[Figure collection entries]
· · · · · · ·

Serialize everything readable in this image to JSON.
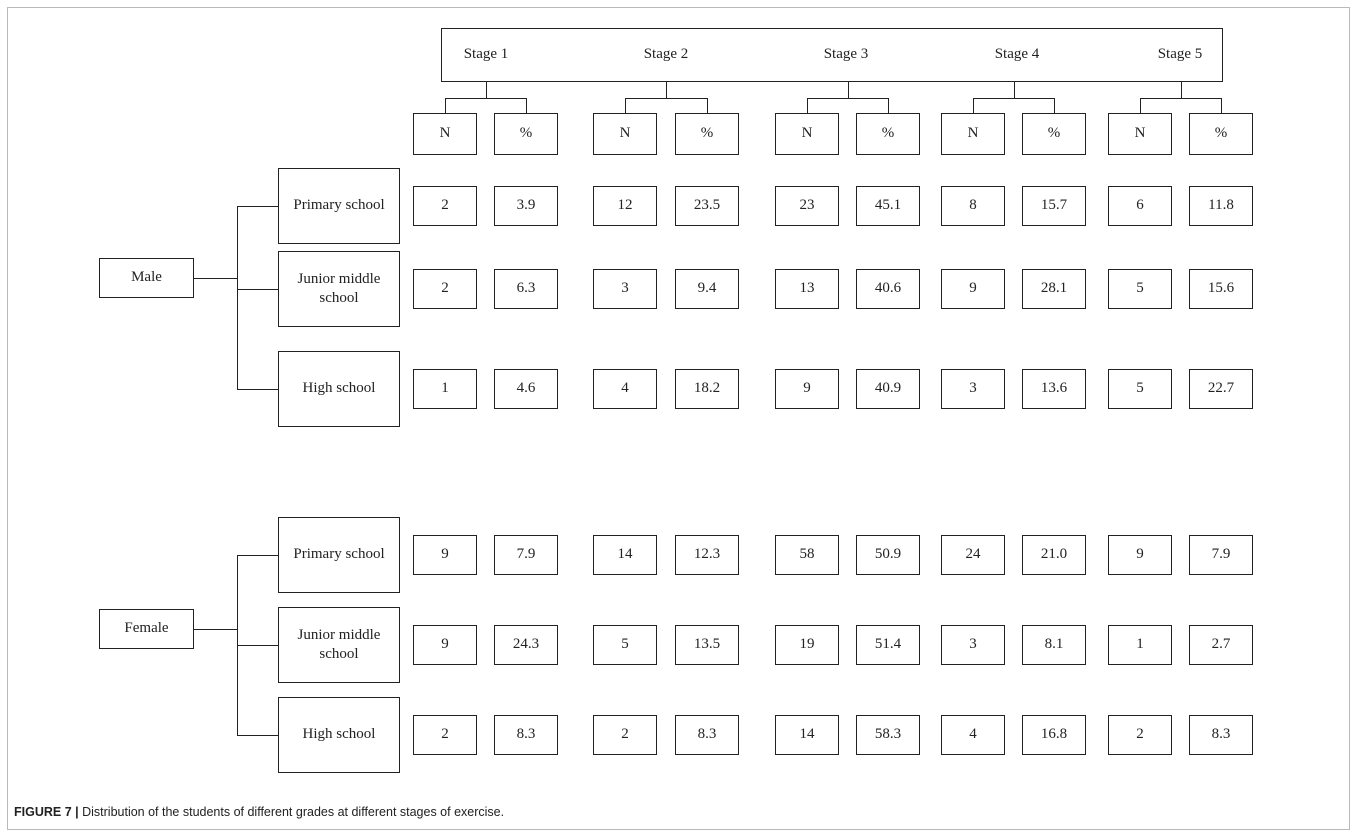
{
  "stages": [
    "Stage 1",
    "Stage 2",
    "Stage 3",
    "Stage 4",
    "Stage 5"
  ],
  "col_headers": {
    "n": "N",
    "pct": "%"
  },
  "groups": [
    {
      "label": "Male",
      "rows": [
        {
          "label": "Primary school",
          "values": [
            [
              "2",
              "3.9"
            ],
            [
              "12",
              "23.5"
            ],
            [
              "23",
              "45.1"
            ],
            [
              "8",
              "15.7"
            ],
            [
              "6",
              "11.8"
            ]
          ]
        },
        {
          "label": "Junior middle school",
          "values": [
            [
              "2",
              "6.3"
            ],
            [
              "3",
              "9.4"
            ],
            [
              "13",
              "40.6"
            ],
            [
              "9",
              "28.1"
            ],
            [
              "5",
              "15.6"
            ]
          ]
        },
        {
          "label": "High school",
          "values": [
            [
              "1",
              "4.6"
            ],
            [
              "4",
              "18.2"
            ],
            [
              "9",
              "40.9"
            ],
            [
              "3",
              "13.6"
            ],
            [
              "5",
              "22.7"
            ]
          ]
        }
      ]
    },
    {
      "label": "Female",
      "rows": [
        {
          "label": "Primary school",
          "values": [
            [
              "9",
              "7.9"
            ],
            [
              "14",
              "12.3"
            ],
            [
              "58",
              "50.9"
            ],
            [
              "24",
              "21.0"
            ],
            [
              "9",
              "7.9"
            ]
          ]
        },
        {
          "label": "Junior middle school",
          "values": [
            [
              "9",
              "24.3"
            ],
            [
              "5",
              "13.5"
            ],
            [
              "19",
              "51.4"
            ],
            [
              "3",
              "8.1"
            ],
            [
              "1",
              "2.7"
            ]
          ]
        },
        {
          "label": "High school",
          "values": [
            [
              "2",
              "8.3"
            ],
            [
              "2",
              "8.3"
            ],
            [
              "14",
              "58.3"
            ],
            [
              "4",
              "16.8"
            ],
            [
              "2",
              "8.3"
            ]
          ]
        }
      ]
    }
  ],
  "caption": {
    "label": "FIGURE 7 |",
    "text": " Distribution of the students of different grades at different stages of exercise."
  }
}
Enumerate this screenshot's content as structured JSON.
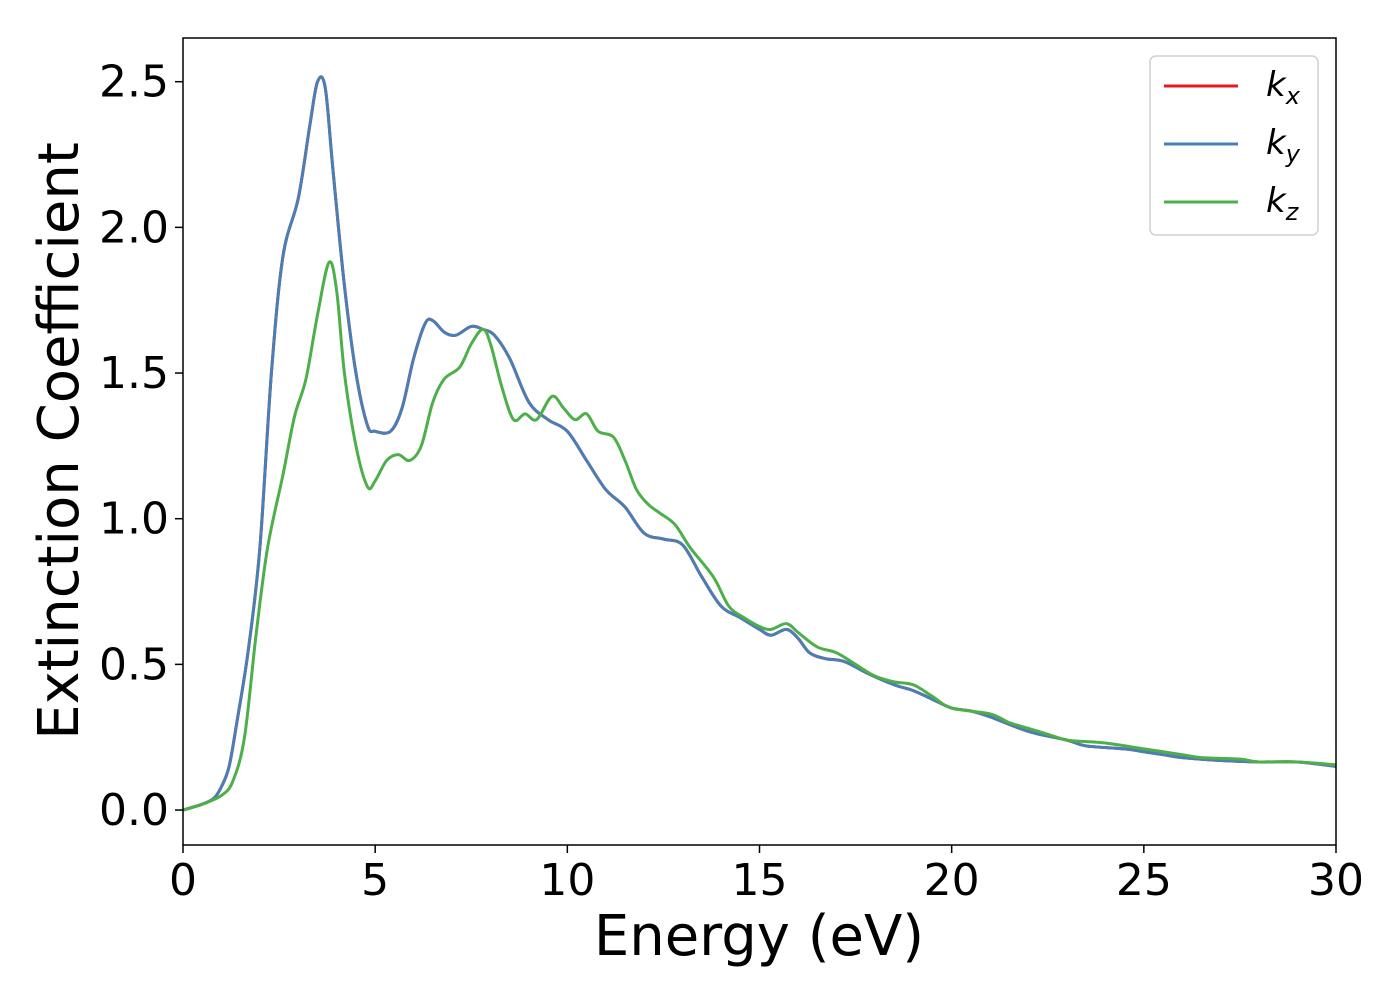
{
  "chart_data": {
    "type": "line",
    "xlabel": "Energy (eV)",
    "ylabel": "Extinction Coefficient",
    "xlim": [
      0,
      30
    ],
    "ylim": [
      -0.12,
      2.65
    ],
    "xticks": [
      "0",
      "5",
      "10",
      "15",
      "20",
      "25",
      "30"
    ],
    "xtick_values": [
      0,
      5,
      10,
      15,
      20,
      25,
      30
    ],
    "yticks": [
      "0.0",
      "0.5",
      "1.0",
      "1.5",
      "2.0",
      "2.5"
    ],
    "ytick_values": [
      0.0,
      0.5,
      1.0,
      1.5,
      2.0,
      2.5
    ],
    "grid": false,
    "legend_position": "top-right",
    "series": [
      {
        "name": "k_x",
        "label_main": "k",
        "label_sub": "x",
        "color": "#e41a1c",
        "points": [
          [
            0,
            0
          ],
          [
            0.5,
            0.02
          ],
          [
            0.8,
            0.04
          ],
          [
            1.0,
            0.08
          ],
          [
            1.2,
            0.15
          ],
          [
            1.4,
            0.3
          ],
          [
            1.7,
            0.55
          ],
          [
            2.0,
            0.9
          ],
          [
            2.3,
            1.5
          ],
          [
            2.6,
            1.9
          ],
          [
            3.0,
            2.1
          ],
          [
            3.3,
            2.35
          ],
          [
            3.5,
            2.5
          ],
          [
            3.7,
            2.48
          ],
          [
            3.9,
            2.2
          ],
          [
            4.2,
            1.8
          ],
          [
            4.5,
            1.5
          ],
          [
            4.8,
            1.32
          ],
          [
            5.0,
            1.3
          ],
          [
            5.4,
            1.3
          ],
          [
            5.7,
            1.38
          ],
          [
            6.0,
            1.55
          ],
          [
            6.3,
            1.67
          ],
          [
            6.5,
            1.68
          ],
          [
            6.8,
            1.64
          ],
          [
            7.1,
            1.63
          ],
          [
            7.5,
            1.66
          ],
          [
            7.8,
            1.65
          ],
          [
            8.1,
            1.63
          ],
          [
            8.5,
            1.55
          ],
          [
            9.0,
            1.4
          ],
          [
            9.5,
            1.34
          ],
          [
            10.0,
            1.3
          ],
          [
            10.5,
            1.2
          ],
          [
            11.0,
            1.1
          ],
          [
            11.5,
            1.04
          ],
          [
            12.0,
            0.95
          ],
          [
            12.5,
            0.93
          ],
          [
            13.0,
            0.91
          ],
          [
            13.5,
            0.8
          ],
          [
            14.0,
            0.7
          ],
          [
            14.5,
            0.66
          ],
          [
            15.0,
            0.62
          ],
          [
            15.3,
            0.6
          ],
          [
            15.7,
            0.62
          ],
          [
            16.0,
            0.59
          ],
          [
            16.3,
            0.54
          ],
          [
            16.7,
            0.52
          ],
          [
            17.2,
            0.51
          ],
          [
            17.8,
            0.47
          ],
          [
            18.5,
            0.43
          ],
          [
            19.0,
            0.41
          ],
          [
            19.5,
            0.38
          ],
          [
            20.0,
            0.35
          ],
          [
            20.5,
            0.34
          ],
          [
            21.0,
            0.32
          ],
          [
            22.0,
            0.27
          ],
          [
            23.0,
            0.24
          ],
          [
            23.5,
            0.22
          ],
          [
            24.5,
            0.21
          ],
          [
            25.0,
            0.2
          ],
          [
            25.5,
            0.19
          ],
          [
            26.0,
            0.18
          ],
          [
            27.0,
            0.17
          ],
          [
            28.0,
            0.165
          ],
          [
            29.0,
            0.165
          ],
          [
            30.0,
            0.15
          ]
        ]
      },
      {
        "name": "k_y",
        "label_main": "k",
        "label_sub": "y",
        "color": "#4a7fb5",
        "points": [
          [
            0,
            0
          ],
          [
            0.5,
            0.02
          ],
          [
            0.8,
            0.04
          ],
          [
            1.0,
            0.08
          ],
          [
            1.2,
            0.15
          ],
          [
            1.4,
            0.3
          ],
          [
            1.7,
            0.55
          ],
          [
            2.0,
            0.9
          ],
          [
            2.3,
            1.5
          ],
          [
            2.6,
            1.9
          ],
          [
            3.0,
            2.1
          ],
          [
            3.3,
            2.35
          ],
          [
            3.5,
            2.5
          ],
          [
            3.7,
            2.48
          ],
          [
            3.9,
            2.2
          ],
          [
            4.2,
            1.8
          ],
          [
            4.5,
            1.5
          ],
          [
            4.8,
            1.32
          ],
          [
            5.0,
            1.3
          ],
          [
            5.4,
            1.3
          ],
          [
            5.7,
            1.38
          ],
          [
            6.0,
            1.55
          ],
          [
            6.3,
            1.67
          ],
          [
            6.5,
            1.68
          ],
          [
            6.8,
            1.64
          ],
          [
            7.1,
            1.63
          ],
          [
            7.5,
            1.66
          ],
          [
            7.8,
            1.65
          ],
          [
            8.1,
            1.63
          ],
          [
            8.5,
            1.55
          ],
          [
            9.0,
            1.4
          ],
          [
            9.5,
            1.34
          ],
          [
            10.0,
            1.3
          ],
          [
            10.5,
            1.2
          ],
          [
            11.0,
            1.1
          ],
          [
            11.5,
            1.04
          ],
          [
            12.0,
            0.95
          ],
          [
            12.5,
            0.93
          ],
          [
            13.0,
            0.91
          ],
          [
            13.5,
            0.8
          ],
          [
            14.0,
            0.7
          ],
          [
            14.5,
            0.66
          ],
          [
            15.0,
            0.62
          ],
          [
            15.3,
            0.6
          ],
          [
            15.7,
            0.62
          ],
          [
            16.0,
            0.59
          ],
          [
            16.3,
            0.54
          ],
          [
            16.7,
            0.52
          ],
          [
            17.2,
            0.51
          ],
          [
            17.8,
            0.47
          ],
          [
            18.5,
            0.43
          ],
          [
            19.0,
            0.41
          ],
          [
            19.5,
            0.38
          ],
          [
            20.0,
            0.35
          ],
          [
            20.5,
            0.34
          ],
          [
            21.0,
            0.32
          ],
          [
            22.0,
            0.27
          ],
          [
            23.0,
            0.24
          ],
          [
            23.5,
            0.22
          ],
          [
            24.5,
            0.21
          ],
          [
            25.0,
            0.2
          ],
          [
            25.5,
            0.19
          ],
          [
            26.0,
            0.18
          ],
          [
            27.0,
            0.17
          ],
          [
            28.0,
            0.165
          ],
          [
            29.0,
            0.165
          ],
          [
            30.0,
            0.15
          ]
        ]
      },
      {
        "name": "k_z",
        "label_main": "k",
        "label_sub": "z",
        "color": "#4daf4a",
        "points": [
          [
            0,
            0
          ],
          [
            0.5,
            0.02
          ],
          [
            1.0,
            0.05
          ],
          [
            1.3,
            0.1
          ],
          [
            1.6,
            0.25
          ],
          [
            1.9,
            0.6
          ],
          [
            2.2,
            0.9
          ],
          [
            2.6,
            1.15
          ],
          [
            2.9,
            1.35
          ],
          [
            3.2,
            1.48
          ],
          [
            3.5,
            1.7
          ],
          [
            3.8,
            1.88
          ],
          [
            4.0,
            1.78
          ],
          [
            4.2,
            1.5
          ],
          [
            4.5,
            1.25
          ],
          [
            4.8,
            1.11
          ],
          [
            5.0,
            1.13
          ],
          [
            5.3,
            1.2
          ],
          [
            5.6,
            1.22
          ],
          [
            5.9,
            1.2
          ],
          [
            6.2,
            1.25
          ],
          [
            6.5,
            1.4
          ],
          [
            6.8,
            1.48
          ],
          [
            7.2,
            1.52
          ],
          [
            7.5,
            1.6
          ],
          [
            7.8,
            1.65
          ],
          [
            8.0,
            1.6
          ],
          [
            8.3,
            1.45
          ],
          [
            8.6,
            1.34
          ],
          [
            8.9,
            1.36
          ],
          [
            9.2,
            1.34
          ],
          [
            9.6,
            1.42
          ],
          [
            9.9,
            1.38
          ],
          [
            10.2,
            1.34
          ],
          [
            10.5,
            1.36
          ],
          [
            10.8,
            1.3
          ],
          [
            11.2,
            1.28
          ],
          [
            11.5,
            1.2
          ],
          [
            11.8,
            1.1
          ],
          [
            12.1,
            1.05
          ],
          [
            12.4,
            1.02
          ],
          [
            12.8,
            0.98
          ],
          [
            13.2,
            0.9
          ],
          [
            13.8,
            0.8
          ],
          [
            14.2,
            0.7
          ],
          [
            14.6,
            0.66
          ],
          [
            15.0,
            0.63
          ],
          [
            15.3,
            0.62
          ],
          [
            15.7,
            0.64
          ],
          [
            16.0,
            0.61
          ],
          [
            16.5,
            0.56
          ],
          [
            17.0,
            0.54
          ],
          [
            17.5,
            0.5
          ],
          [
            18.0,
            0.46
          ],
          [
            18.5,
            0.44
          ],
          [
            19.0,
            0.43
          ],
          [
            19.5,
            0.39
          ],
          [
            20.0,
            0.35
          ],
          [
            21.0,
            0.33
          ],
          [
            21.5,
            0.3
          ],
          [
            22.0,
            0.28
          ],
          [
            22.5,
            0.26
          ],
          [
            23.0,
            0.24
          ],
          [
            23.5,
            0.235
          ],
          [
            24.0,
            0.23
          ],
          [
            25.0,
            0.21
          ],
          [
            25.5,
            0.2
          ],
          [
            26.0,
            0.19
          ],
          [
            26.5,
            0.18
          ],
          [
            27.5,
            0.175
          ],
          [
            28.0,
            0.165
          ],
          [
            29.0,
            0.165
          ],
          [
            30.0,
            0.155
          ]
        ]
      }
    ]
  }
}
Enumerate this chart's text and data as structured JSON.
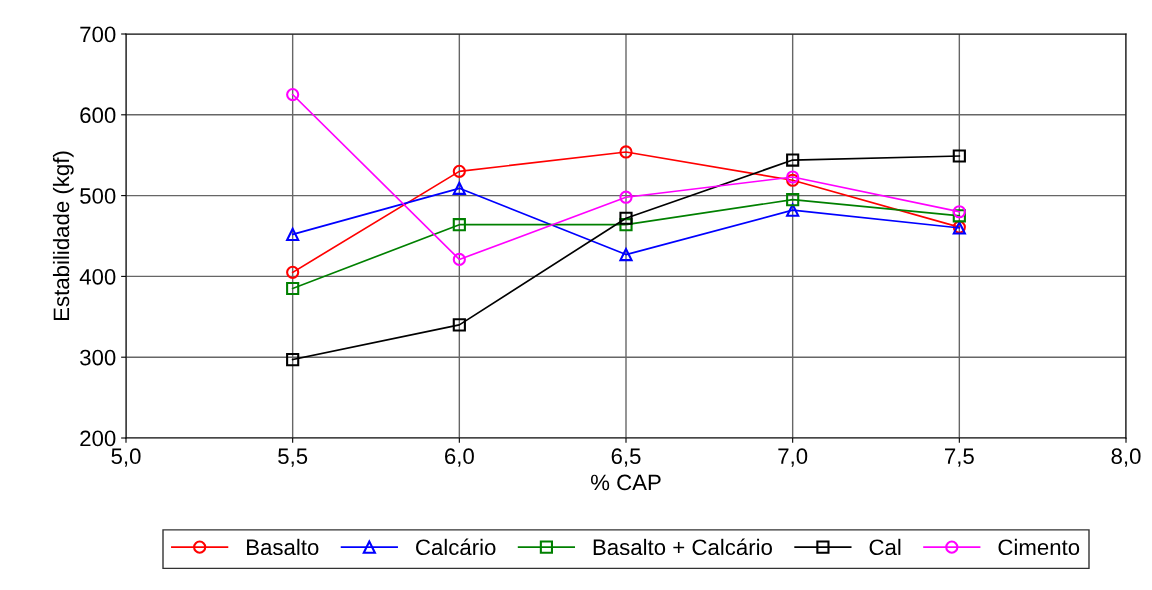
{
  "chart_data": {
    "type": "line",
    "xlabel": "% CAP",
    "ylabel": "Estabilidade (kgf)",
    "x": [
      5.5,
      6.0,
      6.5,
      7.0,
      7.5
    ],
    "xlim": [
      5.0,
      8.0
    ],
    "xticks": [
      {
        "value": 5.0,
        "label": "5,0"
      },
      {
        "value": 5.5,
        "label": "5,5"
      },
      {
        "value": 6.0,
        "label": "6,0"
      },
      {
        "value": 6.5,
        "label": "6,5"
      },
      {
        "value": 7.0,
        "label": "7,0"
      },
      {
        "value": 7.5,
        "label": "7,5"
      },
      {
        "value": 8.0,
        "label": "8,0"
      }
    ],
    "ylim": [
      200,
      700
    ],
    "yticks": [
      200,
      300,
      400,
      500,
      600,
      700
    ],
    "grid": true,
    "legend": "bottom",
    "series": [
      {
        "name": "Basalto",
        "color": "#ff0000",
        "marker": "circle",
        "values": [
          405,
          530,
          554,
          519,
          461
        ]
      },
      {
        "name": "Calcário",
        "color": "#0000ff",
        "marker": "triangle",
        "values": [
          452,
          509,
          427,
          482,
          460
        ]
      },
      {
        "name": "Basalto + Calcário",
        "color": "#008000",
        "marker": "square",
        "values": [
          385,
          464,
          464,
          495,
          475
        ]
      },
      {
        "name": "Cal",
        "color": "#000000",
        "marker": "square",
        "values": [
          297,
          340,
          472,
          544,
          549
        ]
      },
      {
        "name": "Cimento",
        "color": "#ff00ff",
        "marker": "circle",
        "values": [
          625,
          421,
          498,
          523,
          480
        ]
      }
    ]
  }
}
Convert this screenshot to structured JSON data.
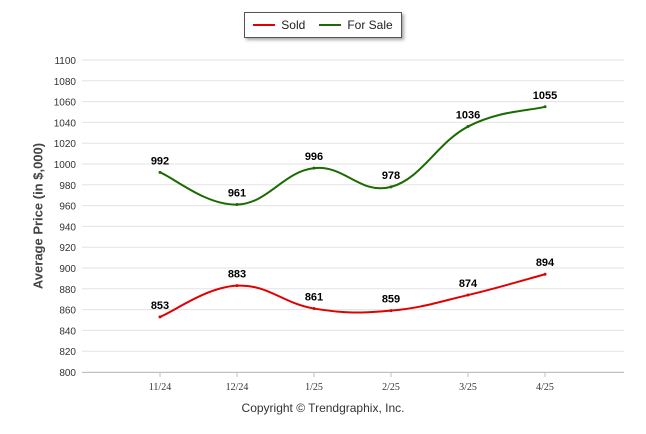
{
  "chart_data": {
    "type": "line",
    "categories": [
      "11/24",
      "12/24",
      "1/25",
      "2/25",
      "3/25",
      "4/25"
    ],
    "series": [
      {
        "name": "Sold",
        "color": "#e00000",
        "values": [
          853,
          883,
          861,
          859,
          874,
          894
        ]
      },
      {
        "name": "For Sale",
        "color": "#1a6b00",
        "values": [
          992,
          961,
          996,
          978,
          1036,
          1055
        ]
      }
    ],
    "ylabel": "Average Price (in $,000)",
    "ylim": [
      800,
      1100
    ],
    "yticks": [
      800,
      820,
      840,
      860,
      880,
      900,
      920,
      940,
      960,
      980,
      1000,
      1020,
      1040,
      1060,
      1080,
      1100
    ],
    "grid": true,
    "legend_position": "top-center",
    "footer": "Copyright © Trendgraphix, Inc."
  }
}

· · · · · · ·

◆ Request
Your task is to collect every line above that contains the word "Calcário".

◆ Expected answer
        "name": "Calcário",
        "name": "Basalto + Calcário",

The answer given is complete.